§ DATA RECORDS
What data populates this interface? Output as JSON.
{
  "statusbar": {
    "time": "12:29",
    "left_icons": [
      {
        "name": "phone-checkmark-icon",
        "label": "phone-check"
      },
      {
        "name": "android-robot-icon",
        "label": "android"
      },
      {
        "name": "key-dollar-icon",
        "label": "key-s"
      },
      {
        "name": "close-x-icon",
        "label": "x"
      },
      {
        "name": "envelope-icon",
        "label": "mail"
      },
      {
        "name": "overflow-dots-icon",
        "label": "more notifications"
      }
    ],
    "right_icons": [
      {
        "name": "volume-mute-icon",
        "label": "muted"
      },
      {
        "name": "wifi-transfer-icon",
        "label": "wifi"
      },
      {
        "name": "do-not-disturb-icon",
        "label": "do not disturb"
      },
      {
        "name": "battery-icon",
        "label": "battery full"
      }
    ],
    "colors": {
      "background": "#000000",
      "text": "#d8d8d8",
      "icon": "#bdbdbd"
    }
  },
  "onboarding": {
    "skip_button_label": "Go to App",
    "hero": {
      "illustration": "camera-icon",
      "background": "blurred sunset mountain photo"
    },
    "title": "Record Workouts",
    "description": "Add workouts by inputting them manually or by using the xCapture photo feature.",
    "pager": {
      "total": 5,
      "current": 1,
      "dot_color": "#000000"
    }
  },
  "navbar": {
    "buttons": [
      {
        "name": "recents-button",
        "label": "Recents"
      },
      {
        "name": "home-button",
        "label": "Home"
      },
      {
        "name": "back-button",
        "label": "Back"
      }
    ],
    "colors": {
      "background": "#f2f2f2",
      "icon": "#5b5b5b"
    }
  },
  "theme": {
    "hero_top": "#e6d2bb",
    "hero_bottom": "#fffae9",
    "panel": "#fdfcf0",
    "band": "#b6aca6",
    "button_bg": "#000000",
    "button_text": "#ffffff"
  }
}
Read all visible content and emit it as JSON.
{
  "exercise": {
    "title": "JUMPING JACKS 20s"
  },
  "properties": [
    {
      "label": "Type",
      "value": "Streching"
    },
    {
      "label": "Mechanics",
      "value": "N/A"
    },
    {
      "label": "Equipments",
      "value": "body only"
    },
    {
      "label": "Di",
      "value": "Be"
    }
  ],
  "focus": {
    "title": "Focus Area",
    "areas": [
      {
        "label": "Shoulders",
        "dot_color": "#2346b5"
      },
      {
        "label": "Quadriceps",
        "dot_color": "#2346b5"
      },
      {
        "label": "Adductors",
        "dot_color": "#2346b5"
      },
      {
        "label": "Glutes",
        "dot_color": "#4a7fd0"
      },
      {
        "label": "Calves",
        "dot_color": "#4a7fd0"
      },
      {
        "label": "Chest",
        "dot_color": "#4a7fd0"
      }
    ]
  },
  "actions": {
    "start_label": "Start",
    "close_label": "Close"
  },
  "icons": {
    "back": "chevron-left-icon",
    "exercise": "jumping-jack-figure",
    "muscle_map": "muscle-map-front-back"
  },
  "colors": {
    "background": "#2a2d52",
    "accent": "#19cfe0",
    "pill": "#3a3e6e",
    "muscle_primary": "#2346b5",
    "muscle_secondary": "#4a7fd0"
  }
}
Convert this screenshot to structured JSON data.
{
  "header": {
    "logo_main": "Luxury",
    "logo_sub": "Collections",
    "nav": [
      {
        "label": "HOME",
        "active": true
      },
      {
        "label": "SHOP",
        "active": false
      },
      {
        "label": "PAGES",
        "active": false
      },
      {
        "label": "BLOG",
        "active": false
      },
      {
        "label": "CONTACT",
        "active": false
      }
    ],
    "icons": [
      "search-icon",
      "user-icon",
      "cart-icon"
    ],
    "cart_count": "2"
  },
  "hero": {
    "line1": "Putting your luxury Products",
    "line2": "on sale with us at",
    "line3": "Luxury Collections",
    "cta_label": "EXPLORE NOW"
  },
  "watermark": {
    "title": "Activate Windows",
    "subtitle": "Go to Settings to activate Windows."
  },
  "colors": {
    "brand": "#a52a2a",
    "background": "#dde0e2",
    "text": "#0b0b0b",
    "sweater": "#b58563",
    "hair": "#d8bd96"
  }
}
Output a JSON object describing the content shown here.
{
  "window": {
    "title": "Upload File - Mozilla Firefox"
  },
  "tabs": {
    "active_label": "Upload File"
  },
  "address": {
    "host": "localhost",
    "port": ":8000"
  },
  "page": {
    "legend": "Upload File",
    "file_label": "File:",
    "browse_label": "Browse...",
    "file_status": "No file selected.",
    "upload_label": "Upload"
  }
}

§ DIRECTIONS
Return all of the above records exactly, leaving no line out.

§ WRITTEN RESPONSE
What data populates this interface? Output as JSON.
{
  "statusbar": {
    "time": "12:29",
    "left_icons": [
      {
        "name": "phone-checkmark-icon",
        "label": "phone-check"
      },
      {
        "name": "android-robot-icon",
        "label": "android"
      },
      {
        "name": "key-dollar-icon",
        "label": "key-s"
      },
      {
        "name": "close-x-icon",
        "label": "x"
      },
      {
        "name": "envelope-icon",
        "label": "mail"
      },
      {
        "name": "overflow-dots-icon",
        "label": "more notifications"
      }
    ],
    "right_icons": [
      {
        "name": "volume-mute-icon",
        "label": "muted"
      },
      {
        "name": "wifi-transfer-icon",
        "label": "wifi"
      },
      {
        "name": "do-not-disturb-icon",
        "label": "do not disturb"
      },
      {
        "name": "battery-icon",
        "label": "battery full"
      }
    ],
    "colors": {
      "background": "#000000",
      "text": "#d8d8d8",
      "icon": "#bdbdbd"
    }
  },
  "onboarding": {
    "skip_button_label": "Go to App",
    "hero": {
      "illustration": "camera-icon",
      "background": "blurred sunset mountain photo"
    },
    "title": "Record Workouts",
    "description": "Add workouts by inputting them manually or by using the xCapture photo feature.",
    "pager": {
      "total": 5,
      "current": 1,
      "dot_color": "#000000"
    }
  },
  "navbar": {
    "buttons": [
      {
        "name": "recents-button",
        "label": "Recents"
      },
      {
        "name": "home-button",
        "label": "Home"
      },
      {
        "name": "back-button",
        "label": "Back"
      }
    ],
    "colors": {
      "background": "#f2f2f2",
      "icon": "#5b5b5b"
    }
  },
  "theme": {
    "hero_top": "#e6d2bb",
    "hero_bottom": "#fffae9",
    "panel": "#fdfcf0",
    "band": "#b6aca6",
    "button_bg": "#000000",
    "button_text": "#ffffff"
  }
}
Read all visible content and emit it as JSON.
{
  "exercise": {
    "title": "JUMPING JACKS 20s"
  },
  "properties": [
    {
      "label": "Type",
      "value": "Streching"
    },
    {
      "label": "Mechanics",
      "value": "N/A"
    },
    {
      "label": "Equipments",
      "value": "body only"
    },
    {
      "label": "Di",
      "value": "Be"
    }
  ],
  "focus": {
    "title": "Focus Area",
    "areas": [
      {
        "label": "Shoulders",
        "dot_color": "#2346b5"
      },
      {
        "label": "Quadriceps",
        "dot_color": "#2346b5"
      },
      {
        "label": "Adductors",
        "dot_color": "#2346b5"
      },
      {
        "label": "Glutes",
        "dot_color": "#4a7fd0"
      },
      {
        "label": "Calves",
        "dot_color": "#4a7fd0"
      },
      {
        "label": "Chest",
        "dot_color": "#4a7fd0"
      }
    ]
  },
  "actions": {
    "start_label": "Start",
    "close_label": "Close"
  },
  "icons": {
    "back": "chevron-left-icon",
    "exercise": "jumping-jack-figure",
    "muscle_map": "muscle-map-front-back"
  },
  "colors": {
    "background": "#2a2d52",
    "accent": "#19cfe0",
    "pill": "#3a3e6e",
    "muscle_primary": "#2346b5",
    "muscle_secondary": "#4a7fd0"
  }
}
Convert this screenshot to structured JSON data.
{
  "header": {
    "logo_main": "Luxury",
    "logo_sub": "Collections",
    "nav": [
      {
        "label": "HOME",
        "active": true
      },
      {
        "label": "SHOP",
        "active": false
      },
      {
        "label": "PAGES",
        "active": false
      },
      {
        "label": "BLOG",
        "active": false
      },
      {
        "label": "CONTACT",
        "active": false
      }
    ],
    "icons": [
      "search-icon",
      "user-icon",
      "cart-icon"
    ],
    "cart_count": "2"
  },
  "hero": {
    "line1": "Putting your luxury Products",
    "line2": "on sale with us at",
    "line3": "Luxury Collections",
    "cta_label": "EXPLORE NOW"
  },
  "watermark": {
    "title": "Activate Windows",
    "subtitle": "Go to Settings to activate Windows."
  },
  "colors": {
    "brand": "#a52a2a",
    "background": "#dde0e2",
    "text": "#0b0b0b",
    "sweater": "#b58563",
    "hair": "#d8bd96"
  }
}
Output a JSON object describing the content shown here.
{
  "window": {
    "title": "Upload File - Mozilla Firefox"
  },
  "tabs": {
    "active_label": "Upload File"
  },
  "address": {
    "host": "localhost",
    "port": ":8000"
  },
  "page": {
    "legend": "Upload File",
    "file_label": "File:",
    "browse_label": "Browse...",
    "file_status": "No file selected.",
    "upload_label": "Upload"
  }
}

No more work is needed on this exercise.